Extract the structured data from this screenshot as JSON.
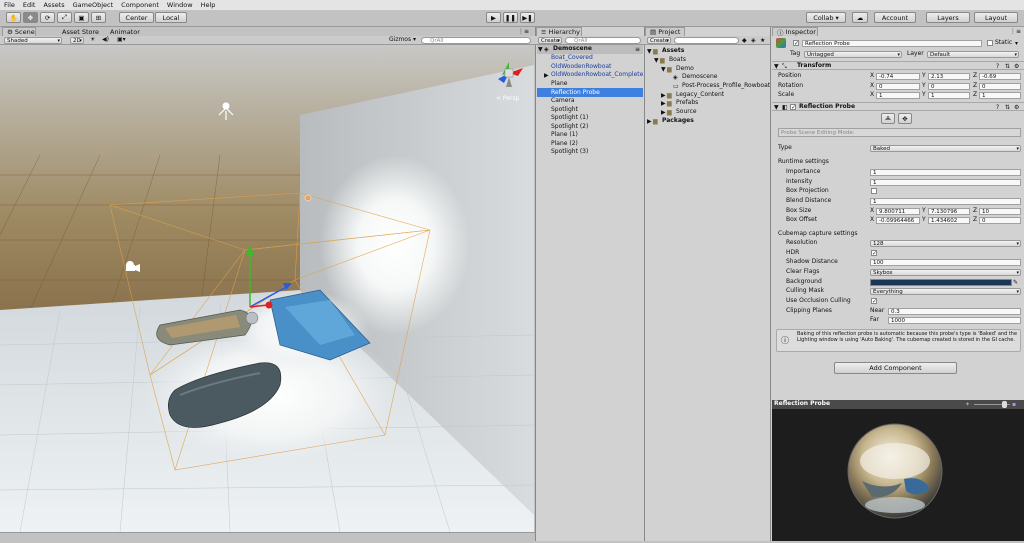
{
  "menu": [
    "File",
    "Edit",
    "Assets",
    "GameObject",
    "Component",
    "Window",
    "Help"
  ],
  "toolbar": {
    "center": "Center",
    "local": "Local",
    "collab": "Collab ▾",
    "account": "Account",
    "layers": "Layers",
    "layout": "Layout"
  },
  "scene_tabs": [
    "Scene",
    "Asset Store",
    "Animator"
  ],
  "scene_bar": {
    "shading": "Shaded",
    "mode2d": "2D",
    "gizmos": "Gizmos ▾",
    "search": "QrAll",
    "persp": "< Persp"
  },
  "hierarchy": {
    "tab": "Hierarchy",
    "create": "Create",
    "search": "QrAll",
    "scene": "Demoscene",
    "items": [
      "Boat_Covered",
      "OldWoodenRowboat",
      "OldWoodenRowboat_Complete",
      "Plane",
      "Reflection Probe",
      "Camera",
      "Spotlight",
      "Spotlight (1)",
      "Spotlight (2)",
      "Plane (1)",
      "Plane (2)",
      "Spotlight (3)"
    ]
  },
  "project": {
    "tab": "Project",
    "create": "Create",
    "items": [
      "Assets",
      "Boats",
      "Demo",
      "Demoscene",
      "Post-Process_Profile_Rowboat",
      "Legacy_Content",
      "Prefabs",
      "Source",
      "Packages"
    ]
  },
  "inspector": {
    "tab": "Inspector",
    "name": "Reflection Probe",
    "static": "Static",
    "tag_label": "Tag",
    "tag": "Untagged",
    "layer_label": "Layer",
    "layer": "Default",
    "transform": {
      "title": "Transform",
      "rows": [
        {
          "label": "Position",
          "x": "-0.74",
          "y": "2.13",
          "z": "-0.69"
        },
        {
          "label": "Rotation",
          "x": "0",
          "y": "0",
          "z": "0"
        },
        {
          "label": "Scale",
          "x": "1",
          "y": "1",
          "z": "1"
        }
      ]
    },
    "probe": {
      "title": "Reflection Probe",
      "edit_mode": "Probe Scene Editing Mode:",
      "type_label": "Type",
      "type": "Baked",
      "runtime": "Runtime settings",
      "importance_label": "Importance",
      "importance": "1",
      "intensity_label": "Intensity",
      "intensity": "1",
      "box_projection": "Box Projection",
      "blend_label": "Blend Distance",
      "blend": "1",
      "box_size_label": "Box Size",
      "box_size": {
        "x": "9.800711",
        "y": "7.130796",
        "z": "10"
      },
      "box_offset_label": "Box Offset",
      "box_offset": {
        "x": "-0.09964466",
        "y": "1.434602",
        "z": "0"
      },
      "cubemap": "Cubemap capture settings",
      "resolution_label": "Resolution",
      "resolution": "128",
      "hdr": "HDR",
      "shadow_label": "Shadow Distance",
      "shadow": "100",
      "clear_label": "Clear Flags",
      "clear": "Skybox",
      "bg_label": "Background",
      "culling_label": "Culling Mask",
      "culling": "Everything",
      "occlusion": "Use Occlusion Culling",
      "clip_label": "Clipping Planes",
      "near_label": "Near",
      "near": "0.3",
      "far_label": "Far",
      "far": "1000",
      "info": "Baking of this reflection probe is automatic because this probe's type is 'Baked' and the Lighting window is using 'Auto Baking'. The cubemap created is stored in the GI cache."
    },
    "add_component": "Add Component",
    "preview_title": "Reflection Probe"
  },
  "colors": {
    "selection": "#3d80df",
    "blue_text": "#1c3f9e",
    "bg_swatch": "#1d3557"
  }
}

[Aim]
Reproduce every entry word for word, but skip any pictures.

[Reply to the task]
Extract the structured data from this screenshot as JSON.
{
  "menu": [
    "File",
    "Edit",
    "Assets",
    "GameObject",
    "Component",
    "Window",
    "Help"
  ],
  "toolbar": {
    "center": "Center",
    "local": "Local",
    "collab": "Collab ▾",
    "account": "Account",
    "layers": "Layers",
    "layout": "Layout"
  },
  "scene_tabs": [
    "Scene",
    "Asset Store",
    "Animator"
  ],
  "scene_bar": {
    "shading": "Shaded",
    "mode2d": "2D",
    "gizmos": "Gizmos ▾",
    "search": "QrAll",
    "persp": "< Persp"
  },
  "hierarchy": {
    "tab": "Hierarchy",
    "create": "Create",
    "search": "QrAll",
    "scene": "Demoscene",
    "items": [
      "Boat_Covered",
      "OldWoodenRowboat",
      "OldWoodenRowboat_Complete",
      "Plane",
      "Reflection Probe",
      "Camera",
      "Spotlight",
      "Spotlight (1)",
      "Spotlight (2)",
      "Plane (1)",
      "Plane (2)",
      "Spotlight (3)"
    ]
  },
  "project": {
    "tab": "Project",
    "create": "Create",
    "items": [
      "Assets",
      "Boats",
      "Demo",
      "Demoscene",
      "Post-Process_Profile_Rowboat",
      "Legacy_Content",
      "Prefabs",
      "Source",
      "Packages"
    ]
  },
  "inspector": {
    "tab": "Inspector",
    "name": "Reflection Probe",
    "static": "Static",
    "tag_label": "Tag",
    "tag": "Untagged",
    "layer_label": "Layer",
    "layer": "Default",
    "transform": {
      "title": "Transform",
      "rows": [
        {
          "label": "Position",
          "x": "-0.74",
          "y": "2.13",
          "z": "-0.69"
        },
        {
          "label": "Rotation",
          "x": "0",
          "y": "0",
          "z": "0"
        },
        {
          "label": "Scale",
          "x": "1",
          "y": "1",
          "z": "1"
        }
      ]
    },
    "probe": {
      "title": "Reflection Probe",
      "edit_mode": "Probe Scene Editing Mode:",
      "type_label": "Type",
      "type": "Baked",
      "runtime": "Runtime settings",
      "importance_label": "Importance",
      "importance": "1",
      "intensity_label": "Intensity",
      "intensity": "1",
      "box_projection": "Box Projection",
      "blend_label": "Blend Distance",
      "blend": "1",
      "box_size_label": "Box Size",
      "box_size": {
        "x": "9.800711",
        "y": "7.130796",
        "z": "10"
      },
      "box_offset_label": "Box Offset",
      "box_offset": {
        "x": "-0.09964466",
        "y": "1.434602",
        "z": "0"
      },
      "cubemap": "Cubemap capture settings",
      "resolution_label": "Resolution",
      "resolution": "128",
      "hdr": "HDR",
      "shadow_label": "Shadow Distance",
      "shadow": "100",
      "clear_label": "Clear Flags",
      "clear": "Skybox",
      "bg_label": "Background",
      "culling_label": "Culling Mask",
      "culling": "Everything",
      "occlusion": "Use Occlusion Culling",
      "clip_label": "Clipping Planes",
      "near_label": "Near",
      "near": "0.3",
      "far_label": "Far",
      "far": "1000",
      "info": "Baking of this reflection probe is automatic because this probe's type is 'Baked' and the Lighting window is using 'Auto Baking'. The cubemap created is stored in the GI cache."
    },
    "add_component": "Add Component",
    "preview_title": "Reflection Probe"
  },
  "colors": {
    "selection": "#3d80df",
    "blue_text": "#1c3f9e",
    "bg_swatch": "#1d3557"
  }
}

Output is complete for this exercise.